— WHAT IS EXPECTED —
Copy every record word for word.

— DATA FOR THIS TASK —
▶
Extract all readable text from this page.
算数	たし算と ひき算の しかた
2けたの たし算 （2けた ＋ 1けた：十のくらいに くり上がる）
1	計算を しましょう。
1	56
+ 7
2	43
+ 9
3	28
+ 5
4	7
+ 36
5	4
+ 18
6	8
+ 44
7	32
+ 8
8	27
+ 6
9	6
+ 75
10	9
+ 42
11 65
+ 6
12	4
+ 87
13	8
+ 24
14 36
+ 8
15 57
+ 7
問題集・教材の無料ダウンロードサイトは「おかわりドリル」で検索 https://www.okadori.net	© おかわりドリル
◀
— FULL SOLUTION —
Extract all readable text from this page.
算数	たし算と ひき算の しかた
2けたの たし算 （2けた ＋ 1けた：十のくらいに くり上がる）
1	計算を しましょう。
1	56
+ 7
2	43
+ 9
3	28
+ 5
4	7
+ 36
5	4
+ 18
6	8
+ 44
7	32
+ 8
8	27
+ 6
9	6
+ 75
10	9
+ 42
11 65
+ 6
12	4
+ 87
13	8
+ 24
14 36
+ 8
15 57
+ 7
問題集・教材の無料ダウンロードサイトは「おかわりドリル」で検索 https://www.okadori.net	© おかわりドリル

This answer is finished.